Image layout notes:
-- Start --
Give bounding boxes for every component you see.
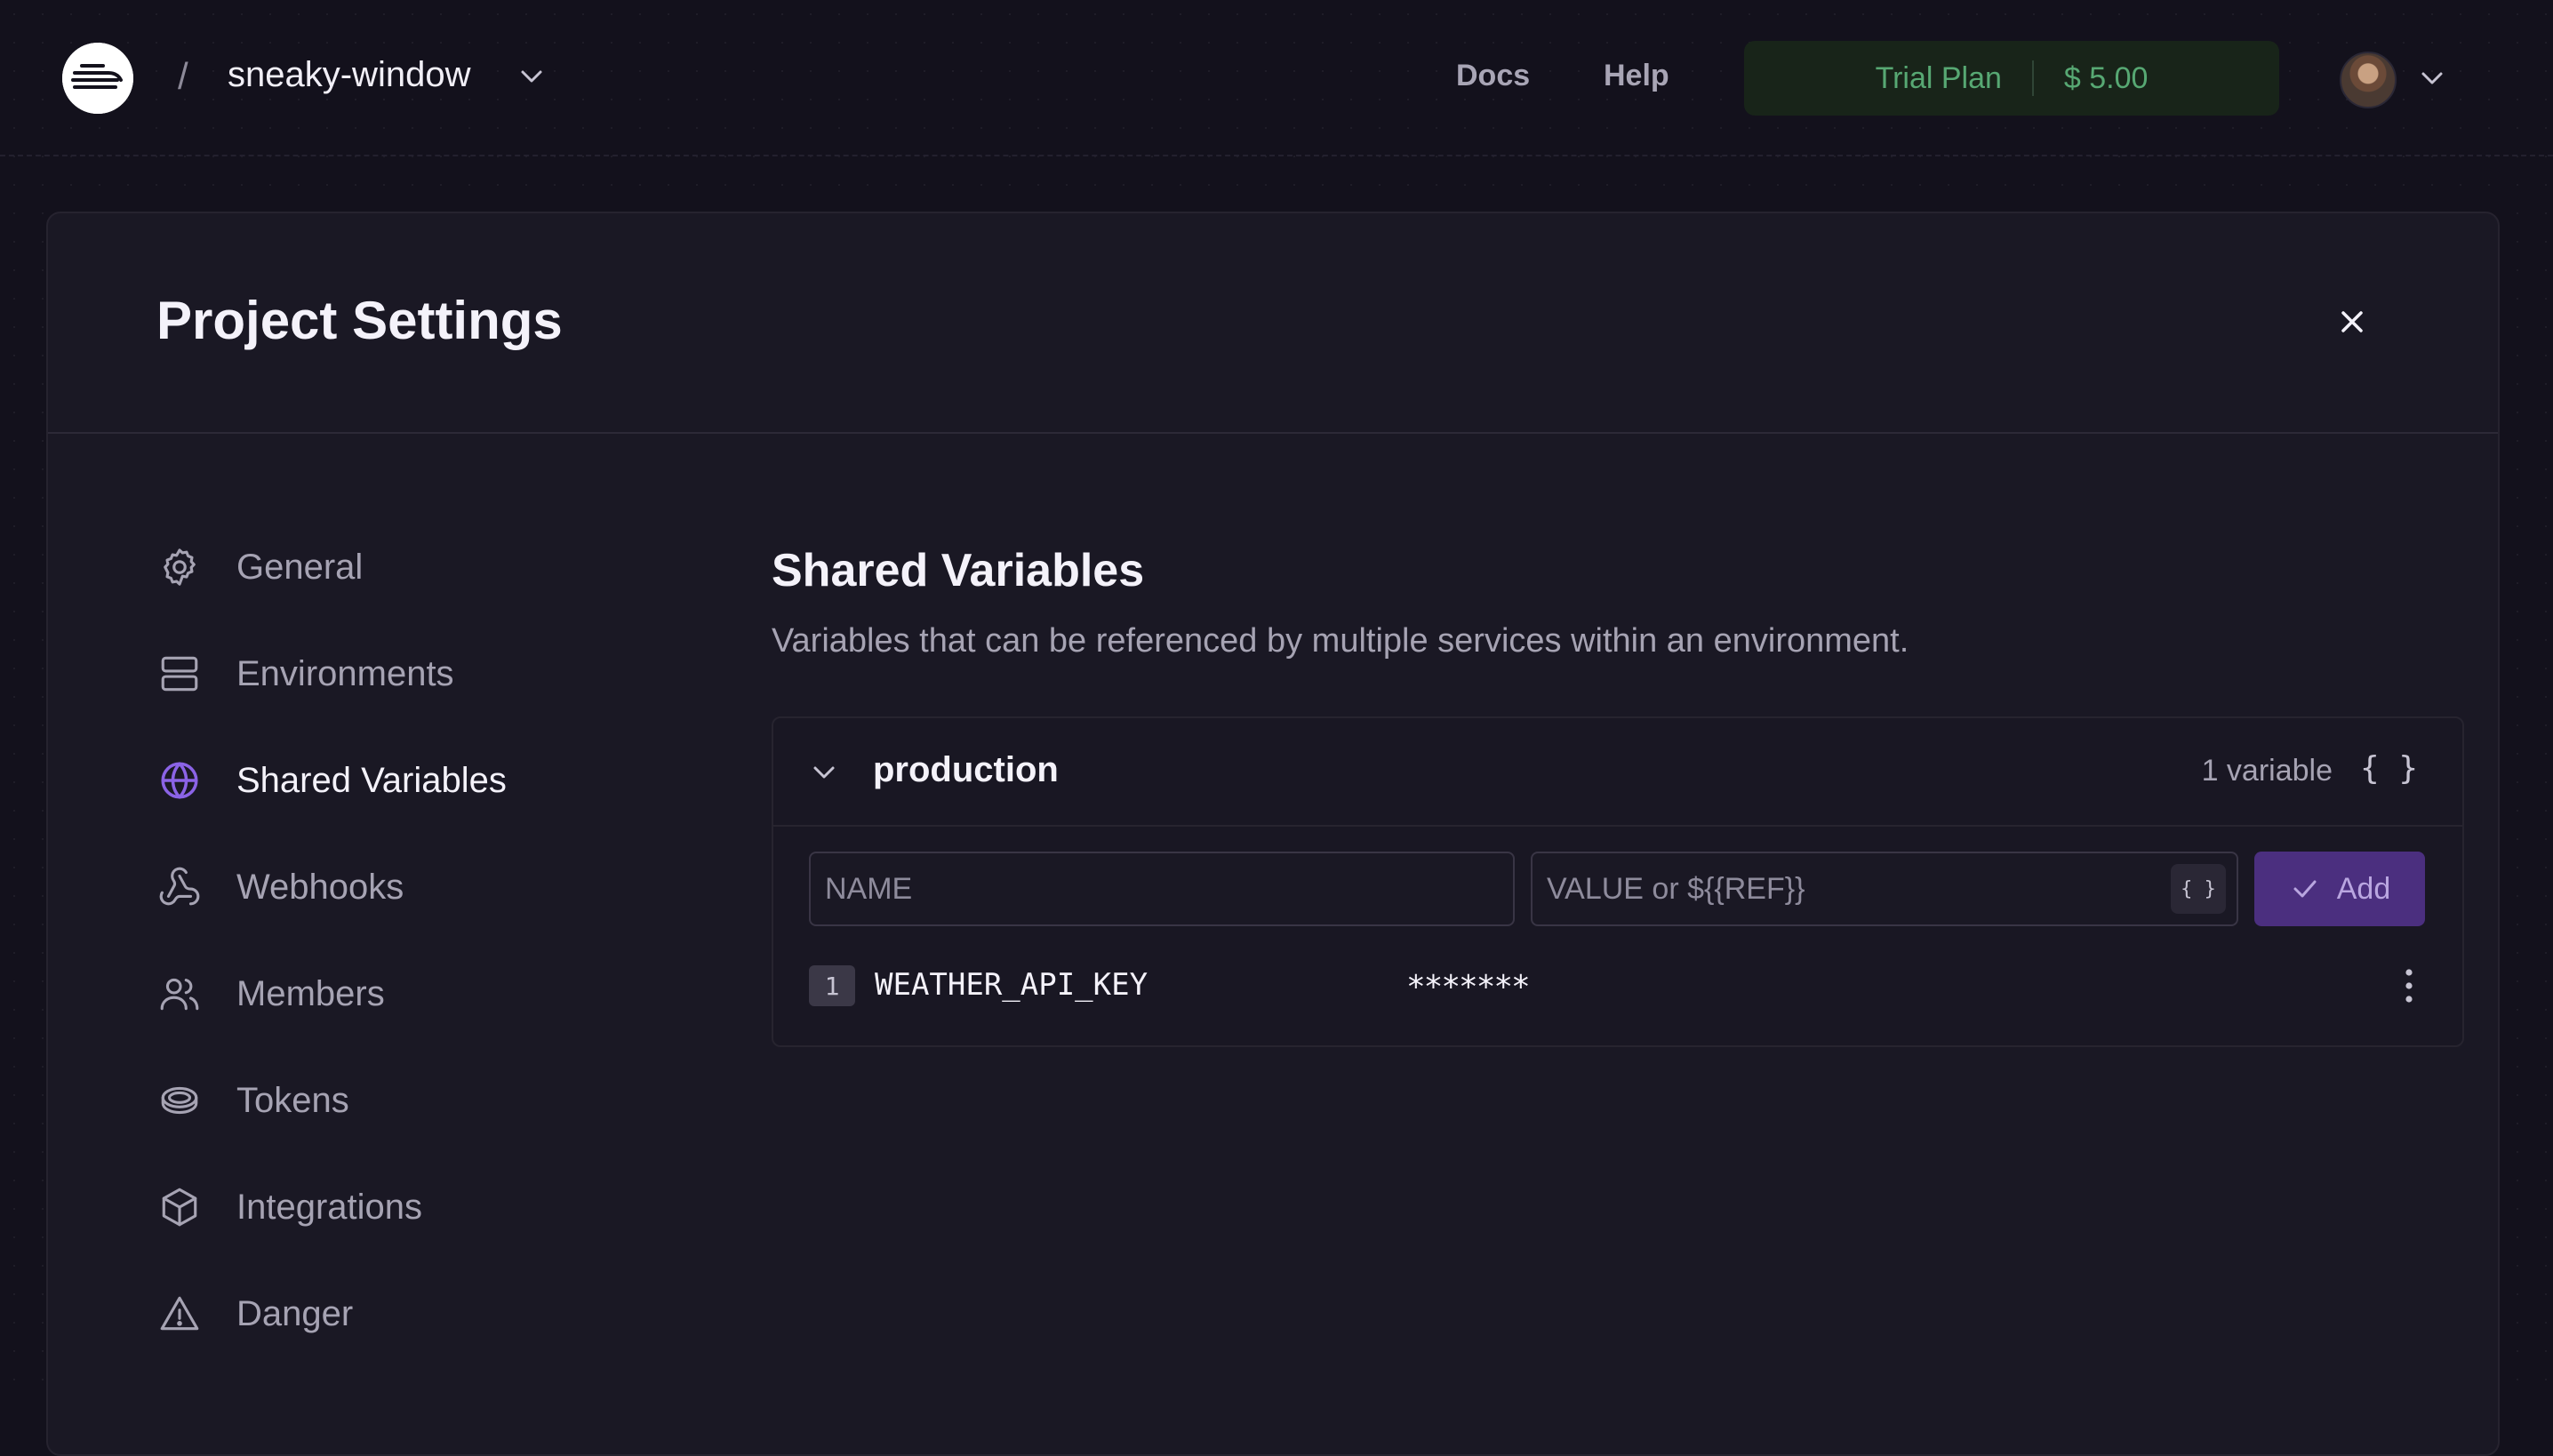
variable-name[interactable]: WEATHER_API_KEY (875, 967, 1148, 1003)
variable-value-input[interactable] (1531, 852, 2238, 926)
warning-icon (156, 1291, 203, 1337)
account-chevron-down-icon[interactable] (2418, 64, 2446, 92)
plan-divider (2031, 60, 2034, 96)
environment-header[interactable]: production 1 variable { } (773, 718, 2462, 827)
webhook-icon (156, 864, 203, 910)
globe-icon (156, 757, 203, 804)
gear-icon (156, 544, 203, 590)
variable-row[interactable]: 1 WEATHER_API_KEY ******* (809, 958, 2427, 1015)
variable-name-input[interactable] (809, 852, 1515, 926)
sidebar-item-tokens[interactable]: Tokens (156, 1074, 349, 1127)
users-icon (156, 971, 203, 1017)
top-bar: / sneaky-window Docs Help Trial Plan $ 5… (0, 0, 2553, 156)
plan-label: Trial Plan (1875, 60, 2002, 95)
sidebar-item-label: Tokens (236, 1080, 349, 1120)
plan-badge[interactable]: Trial Plan $ 5.00 (1744, 41, 2279, 116)
server-icon (156, 651, 203, 697)
cube-icon (156, 1184, 203, 1230)
nav-docs-link[interactable]: Docs (1456, 59, 1530, 93)
variable-index: 1 (809, 965, 855, 1006)
variable-value-masked[interactable]: ******* (1406, 969, 1531, 1005)
more-vertical-icon[interactable] (2391, 964, 2427, 1008)
section-description: Variables that can be referenced by mult… (772, 622, 1909, 660)
sidebar-item-danger[interactable]: Danger (156, 1287, 353, 1340)
raw-editor-braces-icon[interactable]: { } (2360, 750, 2418, 787)
avatar[interactable] (2340, 52, 2397, 108)
environment-name: production (873, 750, 1059, 789)
sidebar-item-members[interactable]: Members (156, 967, 385, 1020)
variable-count: 1 variable (2201, 754, 2333, 788)
project-name[interactable]: sneaky-window (228, 55, 470, 95)
logo-icon[interactable] (62, 43, 133, 114)
sidebar-item-label: Members (236, 973, 385, 1013)
sidebar-item-environments[interactable]: Environments (156, 647, 454, 700)
sidebar-item-label: Integrations (236, 1187, 423, 1227)
nav-help-link[interactable]: Help (1604, 59, 1669, 93)
project-settings-modal: Project Settings General Environments Sh… (46, 212, 2500, 1456)
check-icon (2293, 880, 2317, 898)
modal-header: Project Settings (48, 213, 2498, 434)
sidebar-item-shared-variables[interactable]: Shared Variables (156, 754, 507, 807)
breadcrumb-separator: / (178, 55, 188, 97)
plan-amount: $ 5.00 (2063, 60, 2149, 95)
chevron-down-icon[interactable] (517, 62, 546, 91)
sidebar-item-label: Webhooks (236, 867, 404, 907)
reference-braces-button[interactable]: { } (2171, 864, 2226, 914)
sidebar-item-label: General (236, 547, 364, 587)
token-icon (156, 1077, 203, 1124)
section-title: Shared Variables (772, 545, 1145, 596)
sidebar-item-general[interactable]: General (156, 540, 363, 594)
sidebar-item-label: Environments (236, 653, 454, 693)
environment-card: production 1 variable { } { } Add 1 WEAT… (772, 716, 2464, 1047)
modal-title: Project Settings (156, 291, 563, 350)
close-icon[interactable] (2333, 302, 2372, 341)
sidebar-item-integrations[interactable]: Integrations (156, 1180, 422, 1234)
add-variable-button[interactable]: Add (2254, 852, 2425, 926)
sidebar-item-label: Danger (236, 1293, 354, 1333)
sidebar-item-webhooks[interactable]: Webhooks (156, 860, 404, 914)
chevron-down-icon[interactable] (807, 756, 841, 789)
add-button-label: Add (2336, 871, 2391, 906)
sidebar-item-label: Shared Variables (236, 760, 507, 800)
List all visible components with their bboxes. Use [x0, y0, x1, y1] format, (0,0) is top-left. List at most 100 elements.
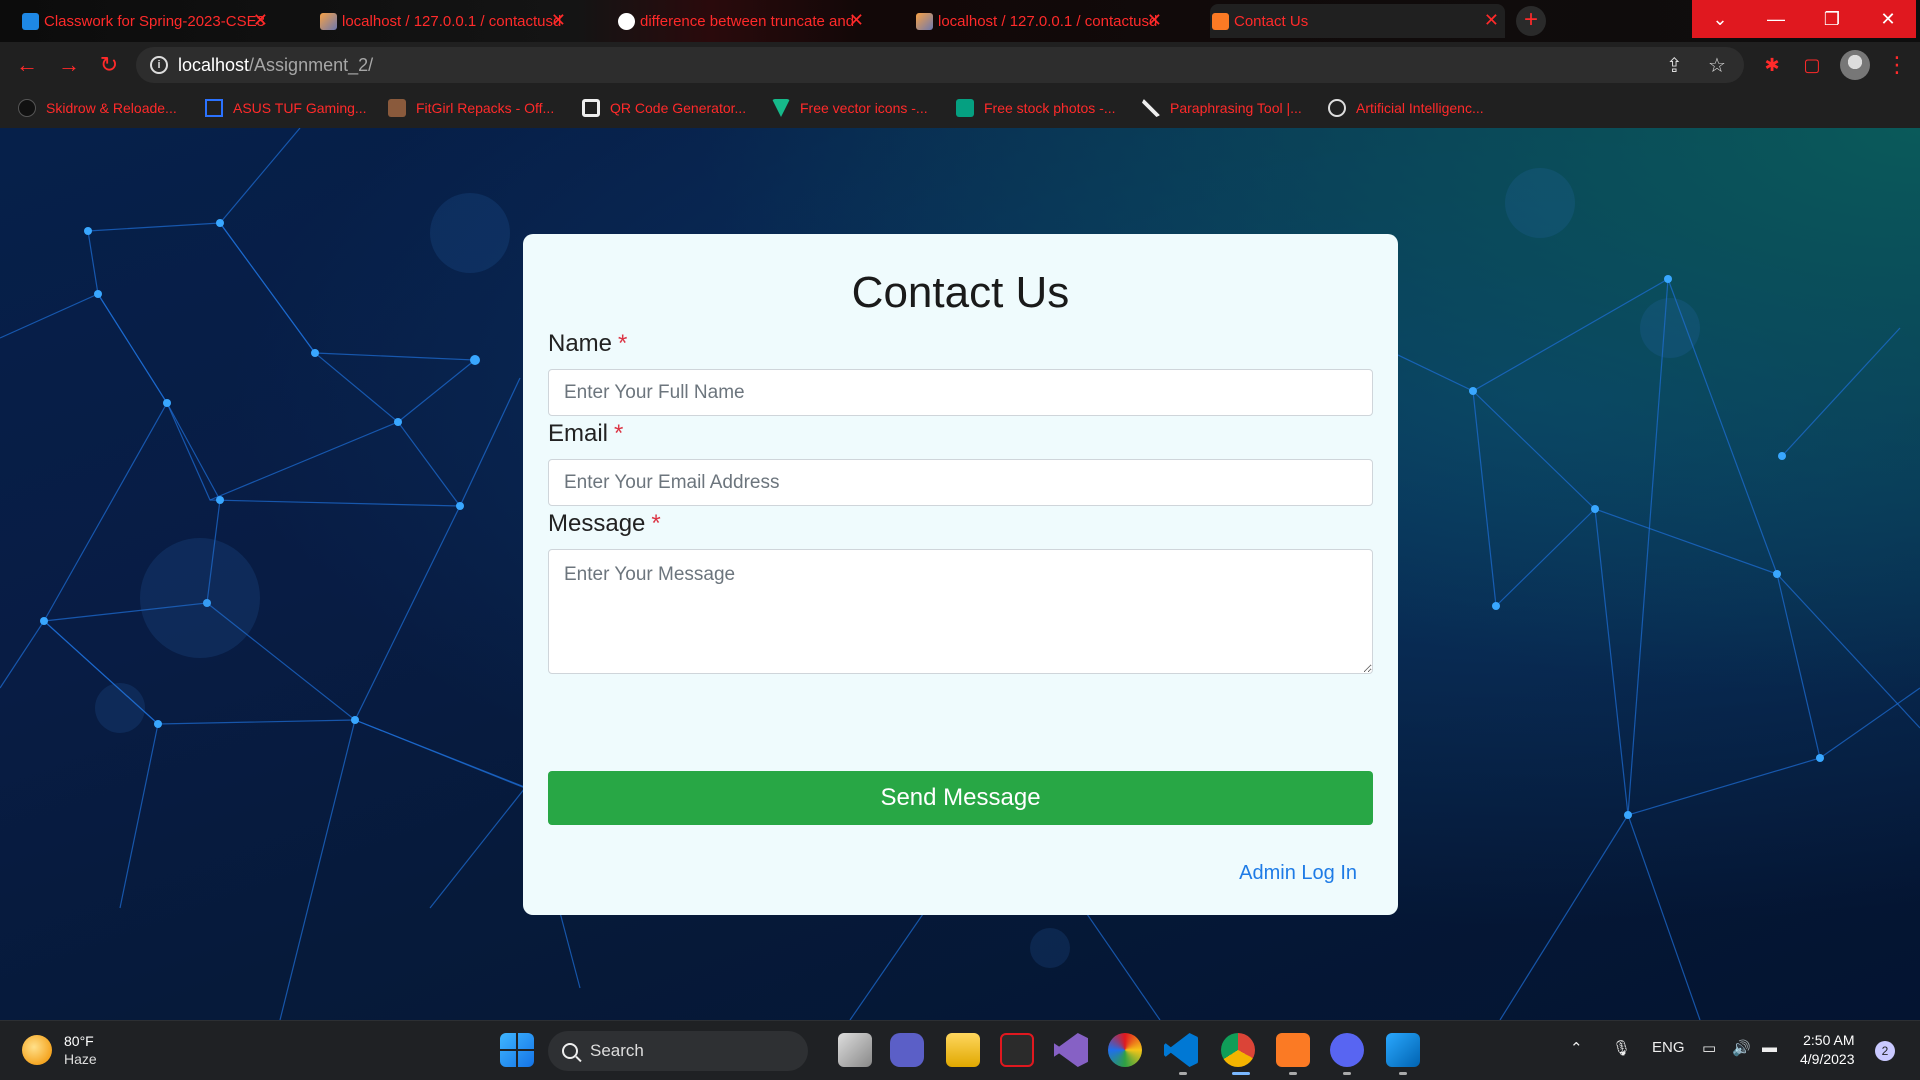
- forward-arrow-icon[interactable]: →: [56, 52, 82, 78]
- phpmyadmin-icon: [320, 13, 337, 30]
- bookmark-item[interactable]: Free stock photos -...: [956, 96, 1116, 120]
- visual-studio-icon[interactable]: [1054, 1033, 1088, 1067]
- google-icon: [618, 13, 635, 30]
- windows-start-icon[interactable]: [500, 1033, 534, 1067]
- close-window-button[interactable]: ✕: [1860, 0, 1916, 38]
- tab-title: difference between truncate and: [640, 12, 855, 30]
- openai-icon: [1328, 99, 1346, 117]
- tab-google-search[interactable]: difference between truncate and ✕: [616, 4, 870, 38]
- tab-title: Classwork for Spring-2023-CSE3: [44, 12, 264, 30]
- running-indicator: [1289, 1072, 1297, 1075]
- bookmark-item[interactable]: Skidrow & Reloade...: [18, 96, 177, 120]
- bookmark-item[interactable]: ASUS TUF Gaming...: [205, 96, 367, 120]
- running-indicator: [1343, 1072, 1351, 1075]
- close-icon[interactable]: ✕: [1147, 11, 1162, 29]
- tab-title: localhost / 127.0.0.1 / contactusd: [938, 12, 1158, 30]
- vector-icon: [772, 99, 790, 117]
- file-explorer-icon[interactable]: [946, 1033, 980, 1067]
- new-tab-button[interactable]: +: [1516, 6, 1546, 36]
- admin-login-link[interactable]: Admin Log In: [1239, 862, 1357, 885]
- discord-icon[interactable]: [1330, 1033, 1364, 1067]
- bookmark-label: QR Code Generator...: [610, 100, 747, 116]
- notification-badge[interactable]: 2: [1875, 1041, 1895, 1061]
- tab-contact-us[interactable]: Contact Us ✕: [1210, 4, 1505, 38]
- search-label: Search: [590, 1041, 644, 1060]
- battery-icon[interactable]: ▬: [1762, 1039, 1777, 1056]
- chrome-icon[interactable]: [1221, 1033, 1255, 1067]
- language-indicator[interactable]: ENG: [1652, 1039, 1685, 1056]
- tab-phpmyadmin-2[interactable]: localhost / 127.0.0.1 / contactusd ✕: [914, 4, 1168, 38]
- weather-widget[interactable]: 80°F Haze: [22, 1033, 97, 1067]
- tab-classwork[interactable]: Classwork for Spring-2023-CSE3 ✕: [20, 4, 274, 38]
- tab-title: localhost / 127.0.0.1 / contactusd: [342, 12, 562, 30]
- active-indicator: [1232, 1072, 1250, 1075]
- chrome-canary-icon[interactable]: [1108, 1033, 1142, 1067]
- page-viewport: Contact Us Name* Email* Message* Send Me…: [0, 128, 1920, 1020]
- teams-chat-icon[interactable]: [890, 1033, 924, 1067]
- required-mark: *: [614, 420, 624, 447]
- microphone-icon[interactable]: 🎙: [1612, 1039, 1631, 1057]
- required-mark: *: [651, 510, 661, 537]
- minimize-button[interactable]: —: [1748, 0, 1804, 38]
- bookmark-item[interactable]: FitGirl Repacks - Off...: [388, 96, 554, 120]
- bookmark-label: Free stock photos -...: [984, 100, 1116, 116]
- close-icon[interactable]: ✕: [551, 11, 566, 29]
- tab-title: Contact Us: [1234, 12, 1309, 30]
- required-mark: *: [618, 330, 628, 357]
- quill-icon: [1142, 99, 1160, 117]
- close-icon[interactable]: ✕: [849, 11, 864, 29]
- back-arrow-icon[interactable]: ←: [14, 52, 40, 78]
- email-input[interactable]: [548, 459, 1373, 506]
- browser-tab-strip: Classwork for Spring-2023-CSE3 ✕ localho…: [0, 0, 1920, 42]
- armoury-crate-icon[interactable]: [1000, 1033, 1034, 1067]
- bookmark-label: Paraphrasing Tool |...: [1170, 100, 1302, 116]
- address-bar[interactable]: i localhost/Assignment_2/ ⇪ ☆: [136, 47, 1744, 83]
- name-input[interactable]: [548, 369, 1373, 416]
- tab-phpmyadmin-1[interactable]: localhost / 127.0.0.1 / contactusd ✕: [318, 4, 572, 38]
- taskbar-search-box[interactable]: Search: [548, 1031, 808, 1071]
- bookmark-item[interactable]: QR Code Generator...: [582, 96, 746, 120]
- volume-icon[interactable]: 🔊: [1732, 1039, 1751, 1057]
- taskbar-clock[interactable]: 2:50 AM 4/9/2023: [1800, 1031, 1855, 1069]
- network-icon[interactable]: ▭: [1702, 1039, 1716, 1057]
- kebab-menu-icon[interactable]: ⋮: [1886, 50, 1908, 80]
- vscode-icon[interactable]: [1164, 1033, 1198, 1067]
- google-classroom-icon: [22, 13, 39, 30]
- extension-puzzle-icon[interactable]: ✱: [1762, 55, 1782, 75]
- message-textarea[interactable]: [548, 549, 1373, 674]
- bookmark-item[interactable]: Paraphrasing Tool |...: [1142, 96, 1302, 120]
- weather-description: Haze: [64, 1051, 97, 1067]
- running-indicator: [1179, 1072, 1187, 1075]
- contact-form-card: Contact Us Name* Email* Message* Send Me…: [523, 234, 1398, 915]
- profile-avatar[interactable]: [1840, 50, 1870, 80]
- tab-search-chevron-icon[interactable]: ⌄: [1692, 0, 1748, 38]
- clock-time: 2:50 AM: [1803, 1032, 1855, 1048]
- close-icon[interactable]: ✕: [253, 11, 268, 29]
- share-icon[interactable]: ⇪: [1666, 53, 1683, 78]
- restore-button[interactable]: ❐: [1804, 0, 1860, 38]
- reload-icon[interactable]: ↻: [96, 52, 122, 78]
- photos-icon[interactable]: [1386, 1033, 1420, 1067]
- site-info-icon[interactable]: i: [150, 56, 168, 74]
- browser-toolbar: ← → ↻ i localhost/Assignment_2/ ⇪ ☆ ✱ ▢ …: [0, 42, 1920, 88]
- url-host: localhost: [178, 55, 250, 75]
- bookmark-item[interactable]: Free vector icons -...: [772, 96, 928, 120]
- bookmark-item[interactable]: Artificial Intelligenc...: [1328, 96, 1484, 120]
- bookmark-star-icon[interactable]: ☆: [1708, 53, 1726, 78]
- name-label: Name *: [548, 330, 627, 358]
- xampp-icon[interactable]: [1276, 1033, 1310, 1067]
- close-icon[interactable]: ✕: [1484, 11, 1499, 29]
- bookmark-label: Free vector icons -...: [800, 100, 928, 116]
- clock-date: 4/9/2023: [1800, 1051, 1855, 1067]
- phpmyadmin-icon: [916, 13, 933, 30]
- send-message-button[interactable]: Send Message: [548, 771, 1373, 825]
- side-panel-icon[interactable]: ▢: [1802, 55, 1822, 75]
- windows-taskbar: 80°F Haze Search ⌃ 🎙 ENG ▭ 🔊 ▬ 2:50 AM 4…: [0, 1020, 1920, 1080]
- task-view-icon[interactable]: [838, 1033, 872, 1067]
- qr-icon: [582, 99, 600, 117]
- email-label: Email *: [548, 420, 623, 448]
- bookmark-label: Artificial Intelligenc...: [1356, 100, 1484, 116]
- chevron-up-icon[interactable]: ⌃: [1570, 1039, 1583, 1057]
- haze-sun-icon: [22, 1035, 52, 1065]
- url-text[interactable]: localhost/Assignment_2/: [178, 55, 373, 76]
-- End --
## PROBLEM REQUIREMENTS:
Starting with the line that contains "- forward-arrow-icon[interactable]: →: [56, 52, 82, 78]" and going on through the line that contains "- search-label: Search: [590, 1041, 644, 1060]", write out those lines of the data again with "bookmark-item" switched to "bookmark-link" and everything else left the same.

## TASK RESULT:
- forward-arrow-icon[interactable]: →: [56, 52, 82, 78]
- phpmyadmin-icon: [320, 13, 337, 30]
- bookmark-link[interactable]: Free stock photos -...: [956, 96, 1116, 120]
- visual-studio-icon[interactable]: [1054, 1033, 1088, 1067]
- google-icon: [618, 13, 635, 30]
- windows-start-icon[interactable]: [500, 1033, 534, 1067]
- close-window-button[interactable]: ✕: [1860, 0, 1916, 38]
- tab-title: difference between truncate and: [640, 12, 855, 30]
- openai-icon: [1328, 99, 1346, 117]
- tab-google-search[interactable]: difference between truncate and ✕: [616, 4, 870, 38]
- tab-title: Classwork for Spring-2023-CSE3: [44, 12, 264, 30]
- running-indicator: [1289, 1072, 1297, 1075]
- bookmark-link[interactable]: Skidrow & Reloade...: [18, 96, 177, 120]
- bookmark-link[interactable]: ASUS TUF Gaming...: [205, 96, 367, 120]
- running-indicator: [1343, 1072, 1351, 1075]
- close-icon[interactable]: ✕: [1147, 11, 1162, 29]
- tab-title: localhost / 127.0.0.1 / contactusd: [938, 12, 1158, 30]
- vector-icon: [772, 99, 790, 117]
- file-explorer-icon[interactable]: [946, 1033, 980, 1067]
- new-tab-button[interactable]: +: [1516, 6, 1546, 36]
- admin-login-link[interactable]: Admin Log In: [1239, 862, 1357, 885]
- discord-icon[interactable]: [1330, 1033, 1364, 1067]
- bookmark-label: QR Code Generator...: [610, 100, 747, 116]
- notification-badge[interactable]: 2: [1875, 1041, 1895, 1061]
- tab-contact-us[interactable]: Contact Us ✕: [1210, 4, 1505, 38]
- search-label: Search: [590, 1041, 644, 1060]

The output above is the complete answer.